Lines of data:
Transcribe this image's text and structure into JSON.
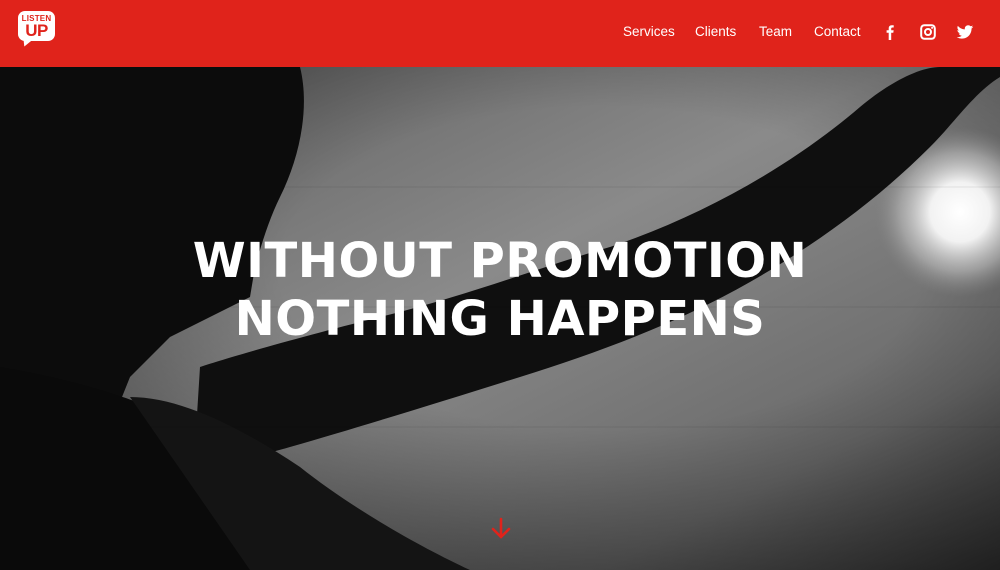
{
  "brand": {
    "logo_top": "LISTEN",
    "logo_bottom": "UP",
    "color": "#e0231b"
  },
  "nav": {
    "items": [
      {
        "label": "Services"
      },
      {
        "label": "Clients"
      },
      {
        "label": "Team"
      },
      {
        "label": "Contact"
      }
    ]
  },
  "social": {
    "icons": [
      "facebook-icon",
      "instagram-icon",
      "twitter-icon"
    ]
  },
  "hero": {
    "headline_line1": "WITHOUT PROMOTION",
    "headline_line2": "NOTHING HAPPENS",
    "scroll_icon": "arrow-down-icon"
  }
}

WHAT THE TASK REQUIRES:
Set every line down exactly as written, leaving each picture out.

SOLVED PROBLEM:
Transcribe this image's text and structure into JSON.
{
  "brand": {
    "logo_top": "LISTEN",
    "logo_bottom": "UP",
    "color": "#e0231b"
  },
  "nav": {
    "items": [
      {
        "label": "Services"
      },
      {
        "label": "Clients"
      },
      {
        "label": "Team"
      },
      {
        "label": "Contact"
      }
    ]
  },
  "social": {
    "icons": [
      "facebook-icon",
      "instagram-icon",
      "twitter-icon"
    ]
  },
  "hero": {
    "headline_line1": "WITHOUT PROMOTION",
    "headline_line2": "NOTHING HAPPENS",
    "scroll_icon": "arrow-down-icon"
  }
}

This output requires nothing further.